- _Given data_
——

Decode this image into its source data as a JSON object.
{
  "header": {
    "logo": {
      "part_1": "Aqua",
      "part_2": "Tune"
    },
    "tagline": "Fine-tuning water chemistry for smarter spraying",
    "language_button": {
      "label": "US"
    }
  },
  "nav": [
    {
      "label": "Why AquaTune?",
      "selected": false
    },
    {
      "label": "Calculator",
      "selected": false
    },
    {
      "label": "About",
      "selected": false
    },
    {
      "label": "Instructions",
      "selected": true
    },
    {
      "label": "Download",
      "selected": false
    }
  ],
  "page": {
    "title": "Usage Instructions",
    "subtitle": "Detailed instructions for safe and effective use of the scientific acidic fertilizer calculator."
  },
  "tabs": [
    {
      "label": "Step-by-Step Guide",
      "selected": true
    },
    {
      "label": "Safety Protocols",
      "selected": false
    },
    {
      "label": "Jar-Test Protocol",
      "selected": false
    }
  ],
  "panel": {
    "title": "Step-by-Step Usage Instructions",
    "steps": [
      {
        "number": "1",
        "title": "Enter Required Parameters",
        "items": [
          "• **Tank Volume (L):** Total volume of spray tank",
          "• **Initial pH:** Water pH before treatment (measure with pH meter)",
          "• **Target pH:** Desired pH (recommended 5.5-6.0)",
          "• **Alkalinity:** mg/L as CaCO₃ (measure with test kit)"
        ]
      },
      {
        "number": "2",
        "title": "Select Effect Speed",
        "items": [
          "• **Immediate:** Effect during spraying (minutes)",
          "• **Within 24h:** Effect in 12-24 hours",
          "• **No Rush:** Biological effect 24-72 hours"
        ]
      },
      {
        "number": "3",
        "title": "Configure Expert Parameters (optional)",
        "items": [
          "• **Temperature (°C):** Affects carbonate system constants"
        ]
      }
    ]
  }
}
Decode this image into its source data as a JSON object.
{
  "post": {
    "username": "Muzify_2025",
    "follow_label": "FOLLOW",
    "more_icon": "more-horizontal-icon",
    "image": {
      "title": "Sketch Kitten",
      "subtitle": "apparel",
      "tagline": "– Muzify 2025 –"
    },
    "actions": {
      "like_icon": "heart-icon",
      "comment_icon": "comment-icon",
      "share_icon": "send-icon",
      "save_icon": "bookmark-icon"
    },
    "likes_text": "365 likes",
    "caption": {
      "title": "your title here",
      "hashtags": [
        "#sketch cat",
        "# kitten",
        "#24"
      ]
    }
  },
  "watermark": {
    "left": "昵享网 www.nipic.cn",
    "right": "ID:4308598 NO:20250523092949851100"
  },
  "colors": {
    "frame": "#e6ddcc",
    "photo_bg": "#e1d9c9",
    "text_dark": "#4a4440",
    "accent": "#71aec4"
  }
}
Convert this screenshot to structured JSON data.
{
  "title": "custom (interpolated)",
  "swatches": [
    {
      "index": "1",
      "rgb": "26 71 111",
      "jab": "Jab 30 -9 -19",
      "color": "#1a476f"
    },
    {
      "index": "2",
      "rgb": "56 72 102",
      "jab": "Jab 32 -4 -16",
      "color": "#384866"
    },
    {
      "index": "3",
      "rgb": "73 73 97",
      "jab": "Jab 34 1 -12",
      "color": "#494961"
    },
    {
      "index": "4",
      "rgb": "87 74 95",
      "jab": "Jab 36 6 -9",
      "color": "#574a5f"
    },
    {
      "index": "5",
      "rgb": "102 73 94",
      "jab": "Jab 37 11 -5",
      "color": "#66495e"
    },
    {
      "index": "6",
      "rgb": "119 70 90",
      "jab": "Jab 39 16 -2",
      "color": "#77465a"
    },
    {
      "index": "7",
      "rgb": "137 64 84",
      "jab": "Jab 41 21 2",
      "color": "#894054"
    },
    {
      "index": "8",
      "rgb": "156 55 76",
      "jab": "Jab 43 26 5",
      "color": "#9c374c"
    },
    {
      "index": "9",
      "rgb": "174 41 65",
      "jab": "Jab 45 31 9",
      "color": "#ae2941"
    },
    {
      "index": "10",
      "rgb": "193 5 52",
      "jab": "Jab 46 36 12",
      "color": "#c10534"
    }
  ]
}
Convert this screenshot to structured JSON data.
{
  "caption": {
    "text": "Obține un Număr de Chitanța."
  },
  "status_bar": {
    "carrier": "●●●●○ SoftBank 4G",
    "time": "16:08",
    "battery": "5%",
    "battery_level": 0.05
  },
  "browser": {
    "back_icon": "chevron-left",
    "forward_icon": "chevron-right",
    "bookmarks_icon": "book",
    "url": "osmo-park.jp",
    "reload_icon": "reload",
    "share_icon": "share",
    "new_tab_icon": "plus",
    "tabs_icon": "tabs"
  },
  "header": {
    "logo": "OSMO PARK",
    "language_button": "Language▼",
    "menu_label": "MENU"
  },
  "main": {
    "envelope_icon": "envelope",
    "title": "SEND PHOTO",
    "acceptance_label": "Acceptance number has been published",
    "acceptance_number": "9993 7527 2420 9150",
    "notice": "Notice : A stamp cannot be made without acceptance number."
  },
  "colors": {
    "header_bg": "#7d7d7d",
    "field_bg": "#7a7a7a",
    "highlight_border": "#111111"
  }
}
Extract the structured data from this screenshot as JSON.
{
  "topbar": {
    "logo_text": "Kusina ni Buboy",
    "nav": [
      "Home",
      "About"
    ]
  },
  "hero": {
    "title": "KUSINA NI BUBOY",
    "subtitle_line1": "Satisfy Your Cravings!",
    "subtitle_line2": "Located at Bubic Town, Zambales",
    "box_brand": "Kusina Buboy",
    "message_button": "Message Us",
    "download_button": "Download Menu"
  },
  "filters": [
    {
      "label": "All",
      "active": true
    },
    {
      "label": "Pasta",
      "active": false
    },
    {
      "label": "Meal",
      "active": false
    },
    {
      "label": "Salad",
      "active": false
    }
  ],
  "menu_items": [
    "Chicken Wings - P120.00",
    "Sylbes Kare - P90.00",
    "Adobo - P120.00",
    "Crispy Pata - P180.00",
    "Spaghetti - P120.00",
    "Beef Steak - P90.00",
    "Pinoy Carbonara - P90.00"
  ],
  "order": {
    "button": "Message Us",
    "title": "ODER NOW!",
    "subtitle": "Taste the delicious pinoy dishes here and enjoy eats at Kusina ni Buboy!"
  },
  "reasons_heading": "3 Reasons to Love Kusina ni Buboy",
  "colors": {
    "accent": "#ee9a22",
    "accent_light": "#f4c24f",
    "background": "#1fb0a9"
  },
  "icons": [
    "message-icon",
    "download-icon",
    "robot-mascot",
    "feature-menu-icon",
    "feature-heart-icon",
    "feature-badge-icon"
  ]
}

——

- _Aim_
Set down all of the data above, word for word.

- _Result of this exercise_
Decode this image into its source data as a JSON object.
{
  "header": {
    "logo": {
      "part_1": "Aqua",
      "part_2": "Tune"
    },
    "tagline": "Fine-tuning water chemistry for smarter spraying",
    "language_button": {
      "label": "US"
    }
  },
  "nav": [
    {
      "label": "Why AquaTune?",
      "selected": false
    },
    {
      "label": "Calculator",
      "selected": false
    },
    {
      "label": "About",
      "selected": false
    },
    {
      "label": "Instructions",
      "selected": true
    },
    {
      "label": "Download",
      "selected": false
    }
  ],
  "page": {
    "title": "Usage Instructions",
    "subtitle": "Detailed instructions for safe and effective use of the scientific acidic fertilizer calculator."
  },
  "tabs": [
    {
      "label": "Step-by-Step Guide",
      "selected": true
    },
    {
      "label": "Safety Protocols",
      "selected": false
    },
    {
      "label": "Jar-Test Protocol",
      "selected": false
    }
  ],
  "panel": {
    "title": "Step-by-Step Usage Instructions",
    "steps": [
      {
        "number": "1",
        "title": "Enter Required Parameters",
        "items": [
          "• **Tank Volume (L):** Total volume of spray tank",
          "• **Initial pH:** Water pH before treatment (measure with pH meter)",
          "• **Target pH:** Desired pH (recommended 5.5-6.0)",
          "• **Alkalinity:** mg/L as CaCO₃ (measure with test kit)"
        ]
      },
      {
        "number": "2",
        "title": "Select Effect Speed",
        "items": [
          "• **Immediate:** Effect during spraying (minutes)",
          "• **Within 24h:** Effect in 12-24 hours",
          "• **No Rush:** Biological effect 24-72 hours"
        ]
      },
      {
        "number": "3",
        "title": "Configure Expert Parameters (optional)",
        "items": [
          "• **Temperature (°C):** Affects carbonate system constants"
        ]
      }
    ]
  }
}
Decode this image into its source data as a JSON object.
{
  "post": {
    "username": "Muzify_2025",
    "follow_label": "FOLLOW",
    "more_icon": "more-horizontal-icon",
    "image": {
      "title": "Sketch Kitten",
      "subtitle": "apparel",
      "tagline": "– Muzify 2025 –"
    },
    "actions": {
      "like_icon": "heart-icon",
      "comment_icon": "comment-icon",
      "share_icon": "send-icon",
      "save_icon": "bookmark-icon"
    },
    "likes_text": "365 likes",
    "caption": {
      "title": "your title here",
      "hashtags": [
        "#sketch cat",
        "# kitten",
        "#24"
      ]
    }
  },
  "watermark": {
    "left": "昵享网 www.nipic.cn",
    "right": "ID:4308598 NO:20250523092949851100"
  },
  "colors": {
    "frame": "#e6ddcc",
    "photo_bg": "#e1d9c9",
    "text_dark": "#4a4440",
    "accent": "#71aec4"
  }
}
Convert this screenshot to structured JSON data.
{
  "title": "custom (interpolated)",
  "swatches": [
    {
      "index": "1",
      "rgb": "26 71 111",
      "jab": "Jab 30 -9 -19",
      "color": "#1a476f"
    },
    {
      "index": "2",
      "rgb": "56 72 102",
      "jab": "Jab 32 -4 -16",
      "color": "#384866"
    },
    {
      "index": "3",
      "rgb": "73 73 97",
      "jab": "Jab 34 1 -12",
      "color": "#494961"
    },
    {
      "index": "4",
      "rgb": "87 74 95",
      "jab": "Jab 36 6 -9",
      "color": "#574a5f"
    },
    {
      "index": "5",
      "rgb": "102 73 94",
      "jab": "Jab 37 11 -5",
      "color": "#66495e"
    },
    {
      "index": "6",
      "rgb": "119 70 90",
      "jab": "Jab 39 16 -2",
      "color": "#77465a"
    },
    {
      "index": "7",
      "rgb": "137 64 84",
      "jab": "Jab 41 21 2",
      "color": "#894054"
    },
    {
      "index": "8",
      "rgb": "156 55 76",
      "jab": "Jab 43 26 5",
      "color": "#9c374c"
    },
    {
      "index": "9",
      "rgb": "174 41 65",
      "jab": "Jab 45 31 9",
      "color": "#ae2941"
    },
    {
      "index": "10",
      "rgb": "193 5 52",
      "jab": "Jab 46 36 12",
      "color": "#c10534"
    }
  ]
}
Convert this screenshot to structured JSON data.
{
  "caption": {
    "text": "Obține un Număr de Chitanța."
  },
  "status_bar": {
    "carrier": "●●●●○ SoftBank 4G",
    "time": "16:08",
    "battery": "5%",
    "battery_level": 0.05
  },
  "browser": {
    "back_icon": "chevron-left",
    "forward_icon": "chevron-right",
    "bookmarks_icon": "book",
    "url": "osmo-park.jp",
    "reload_icon": "reload",
    "share_icon": "share",
    "new_tab_icon": "plus",
    "tabs_icon": "tabs"
  },
  "header": {
    "logo": "OSMO PARK",
    "language_button": "Language▼",
    "menu_label": "MENU"
  },
  "main": {
    "envelope_icon": "envelope",
    "title": "SEND PHOTO",
    "acceptance_label": "Acceptance number has been published",
    "acceptance_number": "9993 7527 2420 9150",
    "notice": "Notice : A stamp cannot be made without acceptance number."
  },
  "colors": {
    "header_bg": "#7d7d7d",
    "field_bg": "#7a7a7a",
    "highlight_border": "#111111"
  }
}
Extract the structured data from this screenshot as JSON.
{
  "topbar": {
    "logo_text": "Kusina ni Buboy",
    "nav": [
      "Home",
      "About"
    ]
  },
  "hero": {
    "title": "KUSINA NI BUBOY",
    "subtitle_line1": "Satisfy Your Cravings!",
    "subtitle_line2": "Located at Bubic Town, Zambales",
    "box_brand": "Kusina Buboy",
    "message_button": "Message Us",
    "download_button": "Download Menu"
  },
  "filters": [
    {
      "label": "All",
      "active": true
    },
    {
      "label": "Pasta",
      "active": false
    },
    {
      "label": "Meal",
      "active": false
    },
    {
      "label": "Salad",
      "active": false
    }
  ],
  "menu_items": [
    "Chicken Wings - P120.00",
    "Sylbes Kare - P90.00",
    "Adobo - P120.00",
    "Crispy Pata - P180.00",
    "Spaghetti - P120.00",
    "Beef Steak - P90.00",
    "Pinoy Carbonara - P90.00"
  ],
  "order": {
    "button": "Message Us",
    "title": "ODER NOW!",
    "subtitle": "Taste the delicious pinoy dishes here and enjoy eats at Kusina ni Buboy!"
  },
  "reasons_heading": "3 Reasons to Love Kusina ni Buboy",
  "colors": {
    "accent": "#ee9a22",
    "accent_light": "#f4c24f",
    "background": "#1fb0a9"
  },
  "icons": [
    "message-icon",
    "download-icon",
    "robot-mascot",
    "feature-menu-icon",
    "feature-heart-icon",
    "feature-badge-icon"
  ]
}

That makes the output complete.